Written exercise 1:
According to the review of "Midnight Special," which earlier film by Jeff Nichols does the writer call outstanding?

Reading text:
⟨

“Midnight Special” Movie Review


     Writer/director Jeff Nichols sets his entire new film, “Midnight Special”, within a shroud of mystery, never fully explaining what exactly the audience is witnessing.  Nichols, just four years removed from his outstanding film “Mud”, returns with the kind of offering which is likely destined to be divisive amongst movie goers, some of which will expect more details played out on screen, while others will be satisfied with what has to be considered a thinking man’s science fiction film.  Though, the narrative and subject matter have no resemblance to them at all, as I watched “Midnight Special”, thoughts of Andrew Niccol’s “Gattaca” and Nolan’s “Interstellar” entered my mind.  Some may also conjure images of Spielberg’s “Close Encounters of the Third Kind” and “E.T.” as well, but one thing is certain.  Nichols has created one of the most original and thought provoking science fiction works I have seen in quite some time, but the slow burning nature and downtrodden tone holds it back from being the kind of truly memorable film people will talk about for decades.

⟩

Written exercise 2:
Return the lines of the listing from the line with "product-thumbnail-placeholder[interactable] (505, 567, 554, 616)" up to and including the line with "sidebar-item-label: 求购信息管理 (45, 186, 129, 202)", reproduced without any change.

Supplied material:
⟨

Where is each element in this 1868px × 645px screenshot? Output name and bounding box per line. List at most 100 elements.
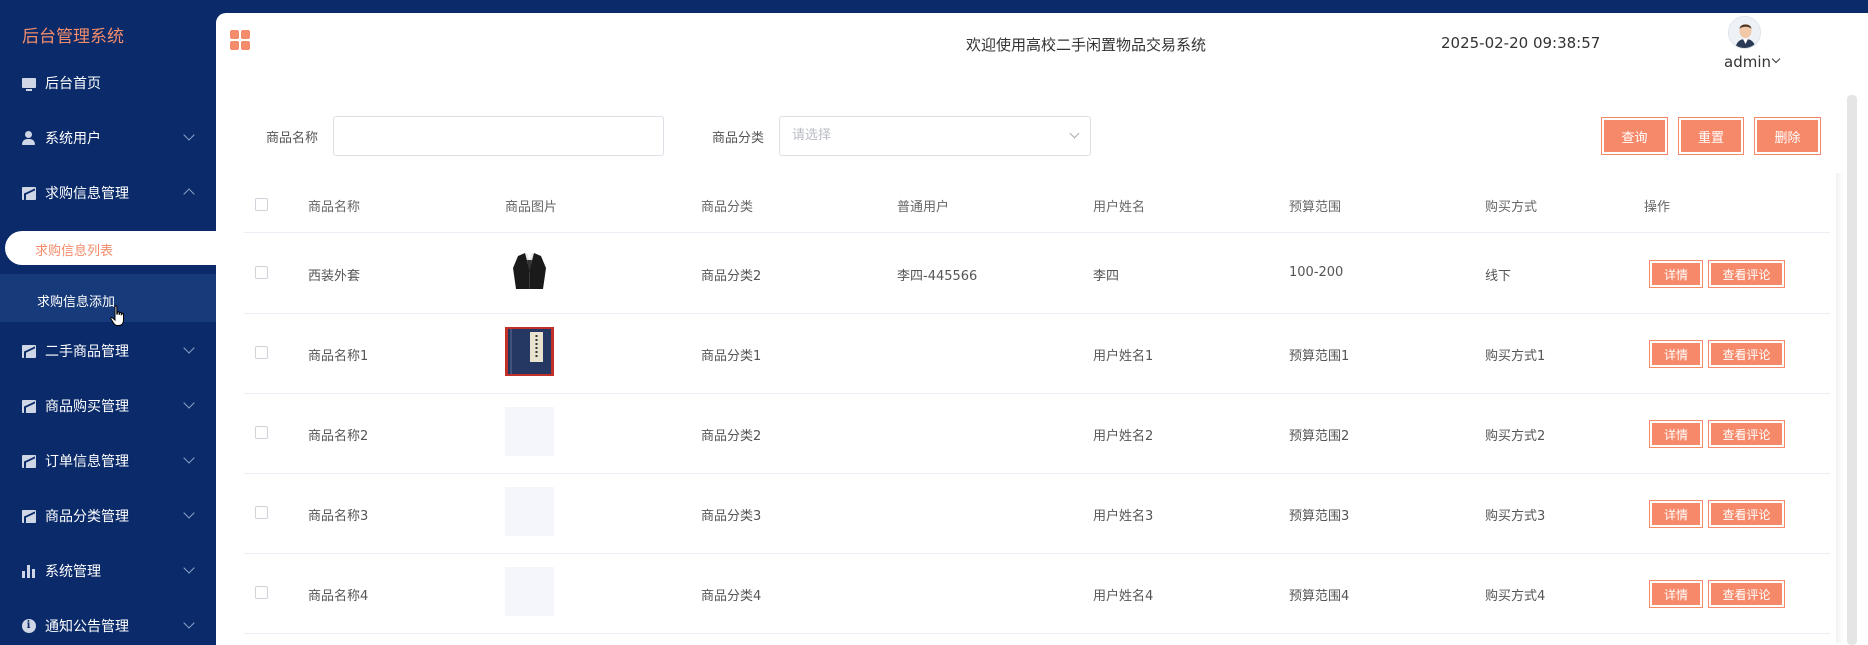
product-thumbnail-placeholder[interactable] (505, 567, 554, 616)
column-header: 操作 (1644, 200, 1671, 215)
cell-name: 西装外套 (308, 269, 361, 284)
sidebar-item-categories[interactable]: 商品分类管理 (0, 498, 216, 534)
cell-method: 线下 (1485, 269, 1512, 284)
cell-real-name: 用户姓名2 (1093, 429, 1154, 444)
product-thumbnail[interactable] (505, 248, 554, 297)
sidebar-item-purchase-requests[interactable]: 求购信息管理 (0, 175, 216, 211)
cell-name: 商品名称3 (308, 509, 369, 524)
view-comments-button[interactable]: 查看评论 (1708, 580, 1785, 608)
reset-button[interactable]: 重置 (1678, 117, 1744, 155)
sidebar-item-notices[interactable]: i 通知公告管理 (0, 608, 216, 644)
chart-box-icon (21, 186, 36, 201)
product-thumbnail[interactable] (505, 327, 554, 376)
sidebar-item-label: 求购信息管理 (45, 186, 129, 202)
table-row: 商品名称2 商品分类2 用户姓名2 预算范围2 购买方式2 详情 查看评论 (244, 394, 1830, 474)
sidebar-item-label: 商品分类管理 (45, 509, 129, 525)
cell-category: 商品分类2 (701, 269, 762, 284)
brand-title: 后台管理系统 (22, 27, 124, 47)
product-thumbnail-placeholder[interactable] (505, 407, 554, 456)
chart-box-icon (21, 509, 36, 524)
detail-button[interactable]: 详情 (1649, 340, 1703, 368)
select-all-checkbox[interactable] (255, 198, 268, 211)
header-datetime: 2025-02-20 09:38:57 (1441, 34, 1601, 52)
sidebar: 后台管理系统 后台首页 系统用户 求购信息管理 求购信息列表 求购信息添加 二手… (0, 0, 221, 645)
delete-button[interactable]: 删除 (1754, 117, 1821, 155)
menu-toggle-icon[interactable] (230, 30, 252, 52)
row-checkbox[interactable] (255, 266, 268, 279)
cell-budget: 预算范围1 (1289, 349, 1350, 364)
chevron-down-icon (183, 452, 195, 464)
info-icon: i (21, 619, 36, 634)
chart-box-icon (21, 399, 36, 414)
detail-button[interactable]: 详情 (1649, 420, 1703, 448)
sidebar-item-label: 后台首页 (45, 76, 101, 92)
user-menu[interactable]: admin (1724, 53, 1771, 71)
scrollbar[interactable] (1847, 95, 1857, 645)
monitor-icon (21, 76, 36, 91)
category-filter-label: 商品分类 (712, 131, 765, 146)
chevron-down-icon (183, 507, 195, 519)
sidebar-item-label: 二手商品管理 (45, 344, 129, 360)
table-row: 西装外套 商品分类2 李四-445566 李四 100-200 线下 详情 查看… (244, 234, 1830, 314)
sidebar-item-purchases[interactable]: 商品购买管理 (0, 388, 216, 424)
cell-user: 李四-445566 (897, 269, 978, 284)
sidebar-item-system[interactable]: 系统管理 (0, 553, 216, 589)
sidebar-item-home[interactable]: 后台首页 (0, 65, 216, 101)
cell-method: 购买方式2 (1485, 429, 1546, 444)
cell-real-name: 用户姓名4 (1093, 589, 1154, 604)
sidebar-item-label: 系统管理 (45, 564, 101, 580)
sidebar-item-used-goods[interactable]: 二手商品管理 (0, 333, 216, 369)
cell-real-name: 用户姓名1 (1093, 349, 1154, 364)
user-icon (21, 131, 36, 146)
product-thumbnail-placeholder[interactable] (505, 487, 554, 536)
category-select[interactable]: 请选择 (779, 116, 1091, 156)
detail-button[interactable]: 详情 (1649, 260, 1703, 288)
column-header: 购买方式 (1485, 200, 1538, 215)
header-title: 欢迎使用高校二手闲置物品交易系统 (965, 36, 1206, 54)
row-checkbox[interactable] (255, 586, 268, 599)
view-comments-button[interactable]: 查看评论 (1708, 260, 1785, 288)
column-header: 商品名称 (308, 200, 361, 215)
row-checkbox[interactable] (255, 346, 268, 359)
row-checkbox[interactable] (255, 506, 268, 519)
avatar[interactable] (1728, 16, 1761, 49)
name-filter-input[interactable] (333, 116, 664, 156)
table-header-row: 商品名称 商品图片 商品分类 普通用户 用户姓名 预算范围 购买方式 操作 (244, 177, 1830, 233)
view-comments-button[interactable]: 查看评论 (1708, 420, 1785, 448)
table-row: 商品名称1 商品分类1 用户姓名1 预算范围1 购买方式1 详情 查看评论 (244, 314, 1830, 394)
chevron-up-icon (183, 188, 195, 200)
column-header: 预算范围 (1289, 200, 1342, 215)
sidebar-item-orders[interactable]: 订单信息管理 (0, 443, 216, 479)
cell-budget: 预算范围2 (1289, 429, 1350, 444)
chevron-down-icon[interactable] (1771, 54, 1781, 64)
cell-budget: 预算范围3 (1289, 509, 1350, 524)
cell-method: 购买方式3 (1485, 509, 1546, 524)
row-checkbox[interactable] (255, 426, 268, 439)
view-comments-button[interactable]: 查看评论 (1708, 340, 1785, 368)
cell-name: 商品名称2 (308, 429, 369, 444)
sidebar-item-system-users[interactable]: 系统用户 (0, 120, 216, 156)
cell-name: 商品名称1 (308, 349, 369, 364)
chevron-down-icon (183, 617, 195, 629)
query-button[interactable]: 查询 (1601, 117, 1668, 155)
cell-real-name: 李四 (1093, 269, 1120, 284)
chevron-down-icon (183, 562, 195, 574)
cell-name: 商品名称4 (308, 589, 369, 604)
name-filter-label: 商品名称 (266, 131, 319, 146)
submenu-item-request-list[interactable]: 求购信息列表 (35, 240, 113, 259)
chevron-down-icon (183, 342, 195, 354)
view-comments-button[interactable]: 查看评论 (1708, 500, 1785, 528)
detail-button[interactable]: 详情 (1649, 580, 1703, 608)
category-select-placeholder: 请选择 (792, 128, 832, 143)
sidebar-item-label: 订单信息管理 (45, 454, 129, 470)
cell-category: 商品分类2 (701, 429, 762, 444)
detail-button[interactable]: 详情 (1649, 500, 1703, 528)
cell-category: 商品分类1 (701, 349, 762, 364)
submenu-item-request-add[interactable]: 求购信息添加 (37, 291, 115, 310)
column-header: 普通用户 (897, 200, 950, 215)
column-header: 商品图片 (505, 200, 558, 215)
cell-budget: 100-200 (1289, 265, 1344, 280)
chart-box-icon (21, 454, 36, 469)
cell-category: 商品分类3 (701, 509, 762, 524)
table-row: 商品名称3 商品分类3 用户姓名3 预算范围3 购买方式3 详情 查看评论 (244, 474, 1830, 554)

⟩

Exercise output 1:
"Mud"

Exercise output 2:
product-thumbnail-placeholder[interactable] (505, 567, 554, 616)
column-header: 操作 (1644, 200, 1671, 215)
cell-name: 西装外套 (308, 269, 361, 284)
sidebar-item-categories[interactable]: 商品分类管理 (0, 498, 216, 534)
cell-method: 线下 (1485, 269, 1512, 284)
cell-real-name: 用户姓名2 (1093, 429, 1154, 444)
product-thumbnail[interactable] (505, 248, 554, 297)
sidebar-item-purchase-requests[interactable]: 求购信息管理 (0, 175, 216, 211)
cell-name: 商品名称3 (308, 509, 369, 524)
view-comments-button[interactable]: 查看评论 (1708, 580, 1785, 608)
reset-button[interactable]: 重置 (1678, 117, 1744, 155)
sidebar-item-notices[interactable]: i 通知公告管理 (0, 608, 216, 644)
chart-box-icon (21, 186, 36, 201)
product-thumbnail[interactable] (505, 327, 554, 376)
sidebar-item-label: 求购信息管理 (45, 186, 129, 202)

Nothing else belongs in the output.